STATED TASK: Quote the whole listing verbatim.

PROVIDED INFORMATION:
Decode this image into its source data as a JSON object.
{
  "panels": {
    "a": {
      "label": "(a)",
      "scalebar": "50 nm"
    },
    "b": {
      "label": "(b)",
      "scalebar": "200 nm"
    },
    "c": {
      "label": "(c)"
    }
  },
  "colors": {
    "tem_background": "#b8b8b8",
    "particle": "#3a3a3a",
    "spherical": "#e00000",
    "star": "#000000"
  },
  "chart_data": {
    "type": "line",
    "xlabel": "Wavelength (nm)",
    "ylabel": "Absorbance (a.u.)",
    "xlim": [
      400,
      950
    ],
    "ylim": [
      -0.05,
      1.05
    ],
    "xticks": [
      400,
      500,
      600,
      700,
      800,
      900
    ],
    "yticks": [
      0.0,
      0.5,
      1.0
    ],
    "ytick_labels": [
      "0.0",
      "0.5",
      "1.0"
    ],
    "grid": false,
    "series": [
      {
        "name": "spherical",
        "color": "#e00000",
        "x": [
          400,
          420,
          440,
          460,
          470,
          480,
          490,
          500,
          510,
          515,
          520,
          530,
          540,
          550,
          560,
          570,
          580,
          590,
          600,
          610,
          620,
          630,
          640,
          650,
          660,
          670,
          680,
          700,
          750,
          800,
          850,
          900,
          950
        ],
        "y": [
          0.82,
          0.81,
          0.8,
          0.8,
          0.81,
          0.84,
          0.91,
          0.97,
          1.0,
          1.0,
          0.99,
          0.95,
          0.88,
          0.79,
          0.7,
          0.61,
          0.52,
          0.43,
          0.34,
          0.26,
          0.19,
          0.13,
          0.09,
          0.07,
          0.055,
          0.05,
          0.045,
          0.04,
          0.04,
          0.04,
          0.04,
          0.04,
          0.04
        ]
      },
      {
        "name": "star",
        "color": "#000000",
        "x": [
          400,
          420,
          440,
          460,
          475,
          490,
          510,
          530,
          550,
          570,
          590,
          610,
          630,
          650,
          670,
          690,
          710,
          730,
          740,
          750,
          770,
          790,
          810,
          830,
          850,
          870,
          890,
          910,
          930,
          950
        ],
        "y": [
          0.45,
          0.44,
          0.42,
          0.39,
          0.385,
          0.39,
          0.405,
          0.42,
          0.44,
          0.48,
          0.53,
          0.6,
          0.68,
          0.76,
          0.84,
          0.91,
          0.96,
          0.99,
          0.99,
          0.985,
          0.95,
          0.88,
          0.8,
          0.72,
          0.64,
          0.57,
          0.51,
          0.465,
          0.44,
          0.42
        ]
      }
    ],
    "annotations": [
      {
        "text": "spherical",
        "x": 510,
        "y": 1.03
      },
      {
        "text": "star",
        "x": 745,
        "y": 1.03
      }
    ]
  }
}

SOLUTION TO THIS EXERCISE:
Decode this image into its source data as a JSON object.
{
  "panels": {
    "a": {
      "label": "(a)",
      "scalebar": "50 nm"
    },
    "b": {
      "label": "(b)",
      "scalebar": "200 nm"
    },
    "c": {
      "label": "(c)"
    }
  },
  "colors": {
    "tem_background": "#b8b8b8",
    "particle": "#3a3a3a",
    "spherical": "#e00000",
    "star": "#000000"
  },
  "chart_data": {
    "type": "line",
    "xlabel": "Wavelength (nm)",
    "ylabel": "Absorbance (a.u.)",
    "xlim": [
      400,
      950
    ],
    "ylim": [
      -0.05,
      1.05
    ],
    "xticks": [
      400,
      500,
      600,
      700,
      800,
      900
    ],
    "yticks": [
      0.0,
      0.5,
      1.0
    ],
    "ytick_labels": [
      "0.0",
      "0.5",
      "1.0"
    ],
    "grid": false,
    "series": [
      {
        "name": "spherical",
        "color": "#e00000",
        "x": [
          400,
          420,
          440,
          460,
          470,
          480,
          490,
          500,
          510,
          515,
          520,
          530,
          540,
          550,
          560,
          570,
          580,
          590,
          600,
          610,
          620,
          630,
          640,
          650,
          660,
          670,
          680,
          700,
          750,
          800,
          850,
          900,
          950
        ],
        "y": [
          0.82,
          0.81,
          0.8,
          0.8,
          0.81,
          0.84,
          0.91,
          0.97,
          1.0,
          1.0,
          0.99,
          0.95,
          0.88,
          0.79,
          0.7,
          0.61,
          0.52,
          0.43,
          0.34,
          0.26,
          0.19,
          0.13,
          0.09,
          0.07,
          0.055,
          0.05,
          0.045,
          0.04,
          0.04,
          0.04,
          0.04,
          0.04,
          0.04
        ]
      },
      {
        "name": "star",
        "color": "#000000",
        "x": [
          400,
          420,
          440,
          460,
          475,
          490,
          510,
          530,
          550,
          570,
          590,
          610,
          630,
          650,
          670,
          690,
          710,
          730,
          740,
          750,
          770,
          790,
          810,
          830,
          850,
          870,
          890,
          910,
          930,
          950
        ],
        "y": [
          0.45,
          0.44,
          0.42,
          0.39,
          0.385,
          0.39,
          0.405,
          0.42,
          0.44,
          0.48,
          0.53,
          0.6,
          0.68,
          0.76,
          0.84,
          0.91,
          0.96,
          0.99,
          0.99,
          0.985,
          0.95,
          0.88,
          0.8,
          0.72,
          0.64,
          0.57,
          0.51,
          0.465,
          0.44,
          0.42
        ]
      }
    ],
    "annotations": [
      {
        "text": "spherical",
        "x": 510,
        "y": 1.03
      },
      {
        "text": "star",
        "x": 745,
        "y": 1.03
      }
    ]
  }
}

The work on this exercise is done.